**AIM OF THE EXERCISE:** Copy every line that contains the string "thumba" from the entries below.

DATA RECORDS start

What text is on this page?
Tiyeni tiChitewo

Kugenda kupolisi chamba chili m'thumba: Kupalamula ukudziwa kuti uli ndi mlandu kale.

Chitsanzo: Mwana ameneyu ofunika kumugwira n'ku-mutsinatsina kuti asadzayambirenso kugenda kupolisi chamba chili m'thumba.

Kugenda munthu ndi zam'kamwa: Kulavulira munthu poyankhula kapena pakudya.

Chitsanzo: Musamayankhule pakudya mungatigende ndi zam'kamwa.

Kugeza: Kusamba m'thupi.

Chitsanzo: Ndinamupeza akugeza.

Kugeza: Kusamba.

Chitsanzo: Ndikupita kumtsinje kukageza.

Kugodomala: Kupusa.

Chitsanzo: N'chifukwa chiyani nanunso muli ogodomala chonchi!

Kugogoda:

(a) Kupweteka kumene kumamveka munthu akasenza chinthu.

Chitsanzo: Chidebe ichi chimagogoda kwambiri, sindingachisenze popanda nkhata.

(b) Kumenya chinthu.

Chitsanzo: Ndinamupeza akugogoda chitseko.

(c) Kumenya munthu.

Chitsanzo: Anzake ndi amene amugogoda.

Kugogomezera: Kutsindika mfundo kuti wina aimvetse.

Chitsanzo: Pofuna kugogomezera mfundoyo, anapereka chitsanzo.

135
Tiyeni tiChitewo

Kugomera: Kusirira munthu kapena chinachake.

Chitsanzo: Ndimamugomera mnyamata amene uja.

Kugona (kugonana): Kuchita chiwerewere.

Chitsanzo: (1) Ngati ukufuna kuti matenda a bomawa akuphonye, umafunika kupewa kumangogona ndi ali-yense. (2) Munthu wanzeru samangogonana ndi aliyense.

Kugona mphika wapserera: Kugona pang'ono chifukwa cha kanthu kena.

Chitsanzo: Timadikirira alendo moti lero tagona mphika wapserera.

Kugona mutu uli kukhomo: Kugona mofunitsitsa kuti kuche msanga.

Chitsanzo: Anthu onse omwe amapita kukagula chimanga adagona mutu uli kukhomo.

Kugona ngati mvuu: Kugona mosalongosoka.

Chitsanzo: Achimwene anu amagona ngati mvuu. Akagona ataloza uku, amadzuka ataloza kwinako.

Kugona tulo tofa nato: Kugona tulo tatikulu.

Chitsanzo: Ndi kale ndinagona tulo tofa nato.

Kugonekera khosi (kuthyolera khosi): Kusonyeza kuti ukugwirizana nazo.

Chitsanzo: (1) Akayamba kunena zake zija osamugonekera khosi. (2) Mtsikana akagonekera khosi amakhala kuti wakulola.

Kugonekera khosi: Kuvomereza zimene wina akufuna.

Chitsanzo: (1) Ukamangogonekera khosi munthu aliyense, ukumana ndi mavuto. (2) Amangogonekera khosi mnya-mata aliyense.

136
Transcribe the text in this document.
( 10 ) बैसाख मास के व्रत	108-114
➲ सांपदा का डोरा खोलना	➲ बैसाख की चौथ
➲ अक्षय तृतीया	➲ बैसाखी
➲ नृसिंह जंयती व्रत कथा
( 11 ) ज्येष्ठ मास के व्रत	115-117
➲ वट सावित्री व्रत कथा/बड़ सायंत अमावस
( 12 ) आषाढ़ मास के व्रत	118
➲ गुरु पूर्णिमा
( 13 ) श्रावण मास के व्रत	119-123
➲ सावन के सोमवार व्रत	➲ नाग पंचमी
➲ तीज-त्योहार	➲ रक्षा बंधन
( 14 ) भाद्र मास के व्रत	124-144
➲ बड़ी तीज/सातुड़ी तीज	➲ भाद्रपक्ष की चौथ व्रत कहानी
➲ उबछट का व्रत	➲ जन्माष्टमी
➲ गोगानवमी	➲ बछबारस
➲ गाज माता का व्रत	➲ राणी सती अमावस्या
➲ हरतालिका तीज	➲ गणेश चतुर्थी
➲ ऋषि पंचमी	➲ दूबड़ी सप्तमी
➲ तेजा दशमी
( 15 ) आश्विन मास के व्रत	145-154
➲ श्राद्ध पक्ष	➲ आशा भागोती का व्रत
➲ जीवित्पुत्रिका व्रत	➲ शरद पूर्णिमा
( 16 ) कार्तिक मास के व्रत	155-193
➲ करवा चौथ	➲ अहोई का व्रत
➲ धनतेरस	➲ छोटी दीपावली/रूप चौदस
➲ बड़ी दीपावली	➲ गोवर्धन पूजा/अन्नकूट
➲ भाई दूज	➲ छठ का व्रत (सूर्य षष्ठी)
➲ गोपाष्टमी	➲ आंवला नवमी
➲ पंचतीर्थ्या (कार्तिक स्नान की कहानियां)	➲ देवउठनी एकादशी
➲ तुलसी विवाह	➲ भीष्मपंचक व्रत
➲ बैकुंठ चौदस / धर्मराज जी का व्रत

DATA RECORDS end

**ANSWER BELOW:**
Kugenda kupolisi chamba chili m'thumba: Kupalamula ukudziwa kuti uli ndi mlandu kale.
Chitsanzo: Mwana ameneyu ofunika kumugwira n'ku-mutsinatsina kuti asadzayambirenso kugenda kupolisi chamba chili m'thumba.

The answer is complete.